§ Dataset excerpts
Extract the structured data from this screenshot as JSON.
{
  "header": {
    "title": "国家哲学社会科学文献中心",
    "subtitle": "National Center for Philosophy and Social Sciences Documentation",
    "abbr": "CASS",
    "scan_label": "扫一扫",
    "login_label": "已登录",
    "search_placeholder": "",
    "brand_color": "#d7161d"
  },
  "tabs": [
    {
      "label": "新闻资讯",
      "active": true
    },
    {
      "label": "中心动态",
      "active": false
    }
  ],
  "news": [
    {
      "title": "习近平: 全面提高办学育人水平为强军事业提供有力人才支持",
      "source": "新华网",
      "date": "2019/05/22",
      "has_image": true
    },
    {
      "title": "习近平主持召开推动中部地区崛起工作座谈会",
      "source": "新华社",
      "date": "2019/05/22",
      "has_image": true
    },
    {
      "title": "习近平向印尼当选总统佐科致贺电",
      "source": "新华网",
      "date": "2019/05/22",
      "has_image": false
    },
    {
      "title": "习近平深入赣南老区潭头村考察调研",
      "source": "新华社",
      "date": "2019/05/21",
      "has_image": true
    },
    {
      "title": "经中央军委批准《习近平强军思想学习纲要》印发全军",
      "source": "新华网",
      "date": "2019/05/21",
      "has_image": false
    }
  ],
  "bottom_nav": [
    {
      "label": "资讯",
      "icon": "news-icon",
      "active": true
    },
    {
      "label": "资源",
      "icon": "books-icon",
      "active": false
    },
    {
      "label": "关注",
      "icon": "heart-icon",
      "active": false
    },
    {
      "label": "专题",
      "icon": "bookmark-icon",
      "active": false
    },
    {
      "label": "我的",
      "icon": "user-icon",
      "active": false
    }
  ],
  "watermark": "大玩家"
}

§ WHAT YOU ARE ASKED TO DO
Scan the lines above for "icon", then copy every one that has it.

§ RESULT OF THIS EXERCISE
      "icon": "news-icon",
      "icon": "books-icon",
      "icon": "heart-icon",
      "icon": "bookmark-icon",
      "icon": "user-icon",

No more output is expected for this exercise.